### Problem statement:
Give the entries again, word for word.

(Saved data entries)

= = = = =

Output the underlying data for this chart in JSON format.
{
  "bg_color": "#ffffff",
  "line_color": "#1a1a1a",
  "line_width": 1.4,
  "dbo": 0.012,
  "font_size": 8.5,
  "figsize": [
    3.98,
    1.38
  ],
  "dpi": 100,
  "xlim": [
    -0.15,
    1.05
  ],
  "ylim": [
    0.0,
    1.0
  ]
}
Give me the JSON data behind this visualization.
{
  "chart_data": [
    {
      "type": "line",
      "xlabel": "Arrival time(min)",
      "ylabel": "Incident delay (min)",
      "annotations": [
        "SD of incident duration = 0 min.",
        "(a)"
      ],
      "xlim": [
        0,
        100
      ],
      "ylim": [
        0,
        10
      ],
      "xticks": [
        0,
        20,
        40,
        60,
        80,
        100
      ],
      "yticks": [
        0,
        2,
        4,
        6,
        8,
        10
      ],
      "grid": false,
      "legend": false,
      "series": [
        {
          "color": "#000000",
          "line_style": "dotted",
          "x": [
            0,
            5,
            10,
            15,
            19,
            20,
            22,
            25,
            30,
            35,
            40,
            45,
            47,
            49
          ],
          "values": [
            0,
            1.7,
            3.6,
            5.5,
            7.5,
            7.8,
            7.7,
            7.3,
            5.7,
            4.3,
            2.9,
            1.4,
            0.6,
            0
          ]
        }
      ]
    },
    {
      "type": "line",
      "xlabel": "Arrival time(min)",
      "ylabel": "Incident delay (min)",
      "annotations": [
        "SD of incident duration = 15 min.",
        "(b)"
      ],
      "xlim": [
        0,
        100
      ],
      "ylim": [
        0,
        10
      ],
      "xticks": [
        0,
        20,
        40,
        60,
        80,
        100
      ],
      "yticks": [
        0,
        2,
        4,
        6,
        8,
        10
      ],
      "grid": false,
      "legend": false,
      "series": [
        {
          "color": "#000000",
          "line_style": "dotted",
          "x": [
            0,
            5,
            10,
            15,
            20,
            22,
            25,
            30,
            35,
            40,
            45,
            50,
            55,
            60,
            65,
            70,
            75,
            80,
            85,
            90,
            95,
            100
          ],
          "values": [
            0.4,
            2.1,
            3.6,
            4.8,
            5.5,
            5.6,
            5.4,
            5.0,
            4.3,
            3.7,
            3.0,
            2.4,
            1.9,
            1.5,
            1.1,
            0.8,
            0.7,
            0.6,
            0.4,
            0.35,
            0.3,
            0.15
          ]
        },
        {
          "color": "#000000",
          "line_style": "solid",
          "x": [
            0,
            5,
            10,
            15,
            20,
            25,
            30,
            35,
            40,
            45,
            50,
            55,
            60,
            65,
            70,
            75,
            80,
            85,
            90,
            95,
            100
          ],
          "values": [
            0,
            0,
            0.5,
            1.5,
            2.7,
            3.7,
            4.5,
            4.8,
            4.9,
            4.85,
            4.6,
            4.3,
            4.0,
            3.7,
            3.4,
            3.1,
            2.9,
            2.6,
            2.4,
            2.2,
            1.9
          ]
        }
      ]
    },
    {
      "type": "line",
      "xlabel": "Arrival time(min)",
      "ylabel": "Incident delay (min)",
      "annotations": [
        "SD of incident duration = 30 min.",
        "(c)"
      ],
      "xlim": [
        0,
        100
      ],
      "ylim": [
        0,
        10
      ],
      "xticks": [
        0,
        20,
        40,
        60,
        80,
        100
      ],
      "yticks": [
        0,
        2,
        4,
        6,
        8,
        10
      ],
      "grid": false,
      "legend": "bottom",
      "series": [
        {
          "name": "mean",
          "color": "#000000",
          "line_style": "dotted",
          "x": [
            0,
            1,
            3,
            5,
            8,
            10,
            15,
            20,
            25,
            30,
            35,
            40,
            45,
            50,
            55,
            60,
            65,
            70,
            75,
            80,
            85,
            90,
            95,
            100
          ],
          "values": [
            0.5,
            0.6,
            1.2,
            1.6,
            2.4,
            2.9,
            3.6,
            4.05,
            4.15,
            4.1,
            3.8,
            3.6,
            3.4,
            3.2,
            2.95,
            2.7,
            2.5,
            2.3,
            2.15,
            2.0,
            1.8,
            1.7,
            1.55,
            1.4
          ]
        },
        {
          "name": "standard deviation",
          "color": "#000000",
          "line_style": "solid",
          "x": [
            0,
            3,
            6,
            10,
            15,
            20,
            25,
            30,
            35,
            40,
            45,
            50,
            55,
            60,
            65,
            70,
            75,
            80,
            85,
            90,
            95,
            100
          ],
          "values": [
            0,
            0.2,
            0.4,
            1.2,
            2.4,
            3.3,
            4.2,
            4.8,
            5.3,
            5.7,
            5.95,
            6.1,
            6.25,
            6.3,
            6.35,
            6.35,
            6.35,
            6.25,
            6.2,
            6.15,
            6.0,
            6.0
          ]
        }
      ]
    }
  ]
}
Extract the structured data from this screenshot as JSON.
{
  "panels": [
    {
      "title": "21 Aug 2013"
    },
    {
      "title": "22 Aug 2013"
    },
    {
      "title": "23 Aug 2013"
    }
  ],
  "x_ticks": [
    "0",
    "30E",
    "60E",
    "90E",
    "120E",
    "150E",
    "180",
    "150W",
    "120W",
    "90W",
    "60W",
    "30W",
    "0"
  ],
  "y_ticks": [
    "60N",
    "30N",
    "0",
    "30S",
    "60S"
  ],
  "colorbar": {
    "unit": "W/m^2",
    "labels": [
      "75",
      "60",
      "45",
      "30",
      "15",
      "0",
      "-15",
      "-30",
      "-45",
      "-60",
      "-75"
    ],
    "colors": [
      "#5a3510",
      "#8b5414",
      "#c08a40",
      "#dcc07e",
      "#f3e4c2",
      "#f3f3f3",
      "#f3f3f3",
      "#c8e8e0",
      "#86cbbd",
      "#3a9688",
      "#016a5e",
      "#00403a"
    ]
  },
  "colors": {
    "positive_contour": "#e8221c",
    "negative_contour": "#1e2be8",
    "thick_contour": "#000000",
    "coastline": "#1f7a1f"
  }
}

= = = = =

### Output for this task:
Output the underlying data for this chart in JSON format.
{
  "bg_color": "#ffffff",
  "line_color": "#1a1a1a",
  "line_width": 1.4,
  "dbo": 0.012,
  "font_size": 8.5,
  "figsize": [
    3.98,
    1.38
  ],
  "dpi": 100,
  "xlim": [
    -0.15,
    1.05
  ],
  "ylim": [
    0.0,
    1.0
  ]
}
Give me the JSON data behind this visualization.
{
  "chart_data": [
    {
      "type": "line",
      "xlabel": "Arrival time(min)",
      "ylabel": "Incident delay (min)",
      "annotations": [
        "SD of incident duration = 0 min.",
        "(a)"
      ],
      "xlim": [
        0,
        100
      ],
      "ylim": [
        0,
        10
      ],
      "xticks": [
        0,
        20,
        40,
        60,
        80,
        100
      ],
      "yticks": [
        0,
        2,
        4,
        6,
        8,
        10
      ],
      "grid": false,
      "legend": false,
      "series": [
        {
          "color": "#000000",
          "line_style": "dotted",
          "x": [
            0,
            5,
            10,
            15,
            19,
            20,
            22,
            25,
            30,
            35,
            40,
            45,
            47,
            49
          ],
          "values": [
            0,
            1.7,
            3.6,
            5.5,
            7.5,
            7.8,
            7.7,
            7.3,
            5.7,
            4.3,
            2.9,
            1.4,
            0.6,
            0
          ]
        }
      ]
    },
    {
      "type": "line",
      "xlabel": "Arrival time(min)",
      "ylabel": "Incident delay (min)",
      "annotations": [
        "SD of incident duration = 15 min.",
        "(b)"
      ],
      "xlim": [
        0,
        100
      ],
      "ylim": [
        0,
        10
      ],
      "xticks": [
        0,
        20,
        40,
        60,
        80,
        100
      ],
      "yticks": [
        0,
        2,
        4,
        6,
        8,
        10
      ],
      "grid": false,
      "legend": false,
      "series": [
        {
          "color": "#000000",
          "line_style": "dotted",
          "x": [
            0,
            5,
            10,
            15,
            20,
            22,
            25,
            30,
            35,
            40,
            45,
            50,
            55,
            60,
            65,
            70,
            75,
            80,
            85,
            90,
            95,
            100
          ],
          "values": [
            0.4,
            2.1,
            3.6,
            4.8,
            5.5,
            5.6,
            5.4,
            5.0,
            4.3,
            3.7,
            3.0,
            2.4,
            1.9,
            1.5,
            1.1,
            0.8,
            0.7,
            0.6,
            0.4,
            0.35,
            0.3,
            0.15
          ]
        },
        {
          "color": "#000000",
          "line_style": "solid",
          "x": [
            0,
            5,
            10,
            15,
            20,
            25,
            30,
            35,
            40,
            45,
            50,
            55,
            60,
            65,
            70,
            75,
            80,
            85,
            90,
            95,
            100
          ],
          "values": [
            0,
            0,
            0.5,
            1.5,
            2.7,
            3.7,
            4.5,
            4.8,
            4.9,
            4.85,
            4.6,
            4.3,
            4.0,
            3.7,
            3.4,
            3.1,
            2.9,
            2.6,
            2.4,
            2.2,
            1.9
          ]
        }
      ]
    },
    {
      "type": "line",
      "xlabel": "Arrival time(min)",
      "ylabel": "Incident delay (min)",
      "annotations": [
        "SD of incident duration = 30 min.",
        "(c)"
      ],
      "xlim": [
        0,
        100
      ],
      "ylim": [
        0,
        10
      ],
      "xticks": [
        0,
        20,
        40,
        60,
        80,
        100
      ],
      "yticks": [
        0,
        2,
        4,
        6,
        8,
        10
      ],
      "grid": false,
      "legend": "bottom",
      "series": [
        {
          "name": "mean",
          "color": "#000000",
          "line_style": "dotted",
          "x": [
            0,
            1,
            3,
            5,
            8,
            10,
            15,
            20,
            25,
            30,
            35,
            40,
            45,
            50,
            55,
            60,
            65,
            70,
            75,
            80,
            85,
            90,
            95,
            100
          ],
          "values": [
            0.5,
            0.6,
            1.2,
            1.6,
            2.4,
            2.9,
            3.6,
            4.05,
            4.15,
            4.1,
            3.8,
            3.6,
            3.4,
            3.2,
            2.95,
            2.7,
            2.5,
            2.3,
            2.15,
            2.0,
            1.8,
            1.7,
            1.55,
            1.4
          ]
        },
        {
          "name": "standard deviation",
          "color": "#000000",
          "line_style": "solid",
          "x": [
            0,
            3,
            6,
            10,
            15,
            20,
            25,
            30,
            35,
            40,
            45,
            50,
            55,
            60,
            65,
            70,
            75,
            80,
            85,
            90,
            95,
            100
          ],
          "values": [
            0,
            0.2,
            0.4,
            1.2,
            2.4,
            3.3,
            4.2,
            4.8,
            5.3,
            5.7,
            5.95,
            6.1,
            6.25,
            6.3,
            6.35,
            6.35,
            6.35,
            6.25,
            6.2,
            6.15,
            6.0,
            6.0
          ]
        }
      ]
    }
  ]
}
Extract the structured data from this screenshot as JSON.
{
  "panels": [
    {
      "title": "21 Aug 2013"
    },
    {
      "title": "22 Aug 2013"
    },
    {
      "title": "23 Aug 2013"
    }
  ],
  "x_ticks": [
    "0",
    "30E",
    "60E",
    "90E",
    "120E",
    "150E",
    "180",
    "150W",
    "120W",
    "90W",
    "60W",
    "30W",
    "0"
  ],
  "y_ticks": [
    "60N",
    "30N",
    "0",
    "30S",
    "60S"
  ],
  "colorbar": {
    "unit": "W/m^2",
    "labels": [
      "75",
      "60",
      "45",
      "30",
      "15",
      "0",
      "-15",
      "-30",
      "-45",
      "-60",
      "-75"
    ],
    "colors": [
      "#5a3510",
      "#8b5414",
      "#c08a40",
      "#dcc07e",
      "#f3e4c2",
      "#f3f3f3",
      "#f3f3f3",
      "#c8e8e0",
      "#86cbbd",
      "#3a9688",
      "#016a5e",
      "#00403a"
    ]
  },
  "colors": {
    "positive_contour": "#e8221c",
    "negative_contour": "#1e2be8",
    "thick_contour": "#000000",
    "coastline": "#1f7a1f"
  }
}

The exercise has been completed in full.